Data records:
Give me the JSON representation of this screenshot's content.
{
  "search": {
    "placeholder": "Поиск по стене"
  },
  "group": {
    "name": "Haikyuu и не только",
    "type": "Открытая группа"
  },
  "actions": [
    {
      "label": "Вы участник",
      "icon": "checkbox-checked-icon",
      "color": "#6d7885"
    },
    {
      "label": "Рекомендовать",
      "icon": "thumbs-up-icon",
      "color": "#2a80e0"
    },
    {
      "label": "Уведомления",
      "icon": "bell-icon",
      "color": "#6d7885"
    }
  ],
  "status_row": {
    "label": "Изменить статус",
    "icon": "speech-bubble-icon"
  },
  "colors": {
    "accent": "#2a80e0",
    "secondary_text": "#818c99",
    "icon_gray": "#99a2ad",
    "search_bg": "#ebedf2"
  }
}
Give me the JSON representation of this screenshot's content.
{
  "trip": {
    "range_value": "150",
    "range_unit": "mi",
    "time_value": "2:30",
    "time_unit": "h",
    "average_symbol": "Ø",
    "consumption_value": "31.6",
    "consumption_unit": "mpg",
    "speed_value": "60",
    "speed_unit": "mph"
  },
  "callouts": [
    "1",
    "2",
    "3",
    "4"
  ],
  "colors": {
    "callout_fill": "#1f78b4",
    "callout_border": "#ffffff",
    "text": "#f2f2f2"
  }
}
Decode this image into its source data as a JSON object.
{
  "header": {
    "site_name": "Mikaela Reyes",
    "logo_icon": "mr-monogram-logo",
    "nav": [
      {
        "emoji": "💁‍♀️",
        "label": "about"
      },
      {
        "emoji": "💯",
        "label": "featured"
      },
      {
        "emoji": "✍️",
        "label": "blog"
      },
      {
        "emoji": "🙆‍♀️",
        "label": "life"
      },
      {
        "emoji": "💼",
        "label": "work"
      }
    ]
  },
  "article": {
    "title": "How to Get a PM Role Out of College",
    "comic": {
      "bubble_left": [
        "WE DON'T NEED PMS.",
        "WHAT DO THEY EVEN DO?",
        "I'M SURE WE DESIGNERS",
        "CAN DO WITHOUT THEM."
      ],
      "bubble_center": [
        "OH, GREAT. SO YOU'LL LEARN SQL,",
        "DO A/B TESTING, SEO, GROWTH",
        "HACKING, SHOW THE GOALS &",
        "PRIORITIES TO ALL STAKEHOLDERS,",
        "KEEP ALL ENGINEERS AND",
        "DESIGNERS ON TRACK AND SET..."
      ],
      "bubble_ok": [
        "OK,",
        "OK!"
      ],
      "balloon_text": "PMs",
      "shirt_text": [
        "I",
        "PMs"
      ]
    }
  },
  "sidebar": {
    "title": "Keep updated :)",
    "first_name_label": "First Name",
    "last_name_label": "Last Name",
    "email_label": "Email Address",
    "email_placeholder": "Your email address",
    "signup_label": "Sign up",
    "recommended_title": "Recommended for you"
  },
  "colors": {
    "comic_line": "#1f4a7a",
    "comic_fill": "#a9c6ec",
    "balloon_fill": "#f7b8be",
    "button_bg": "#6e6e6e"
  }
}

Exercise task: Copy out exactly the lines from the line with "Decode this image" to the end of the listing, including both of those lines, and give nothing else.

Completed exercise:
Decode this image into its source data as a JSON object.
{
  "header": {
    "site_name": "Mikaela Reyes",
    "logo_icon": "mr-monogram-logo",
    "nav": [
      {
        "emoji": "💁‍♀️",
        "label": "about"
      },
      {
        "emoji": "💯",
        "label": "featured"
      },
      {
        "emoji": "✍️",
        "label": "blog"
      },
      {
        "emoji": "🙆‍♀️",
        "label": "life"
      },
      {
        "emoji": "💼",
        "label": "work"
      }
    ]
  },
  "article": {
    "title": "How to Get a PM Role Out of College",
    "comic": {
      "bubble_left": [
        "WE DON'T NEED PMS.",
        "WHAT DO THEY EVEN DO?",
        "I'M SURE WE DESIGNERS",
        "CAN DO WITHOUT THEM."
      ],
      "bubble_center": [
        "OH, GREAT. SO YOU'LL LEARN SQL,",
        "DO A/B TESTING, SEO, GROWTH",
        "HACKING, SHOW THE GOALS &",
        "PRIORITIES TO ALL STAKEHOLDERS,",
        "KEEP ALL ENGINEERS AND",
        "DESIGNERS ON TRACK AND SET..."
      ],
      "bubble_ok": [
        "OK,",
        "OK!"
      ],
      "balloon_text": "PMs",
      "shirt_text": [
        "I",
        "PMs"
      ]
    }
  },
  "sidebar": {
    "title": "Keep updated :)",
    "first_name_label": "First Name",
    "last_name_label": "Last Name",
    "email_label": "Email Address",
    "email_placeholder": "Your email address",
    "signup_label": "Sign up",
    "recommended_title": "Recommended for you"
  },
  "colors": {
    "comic_line": "#1f4a7a",
    "comic_fill": "#a9c6ec",
    "balloon_fill": "#f7b8be",
    "button_bg": "#6e6e6e"
  }
}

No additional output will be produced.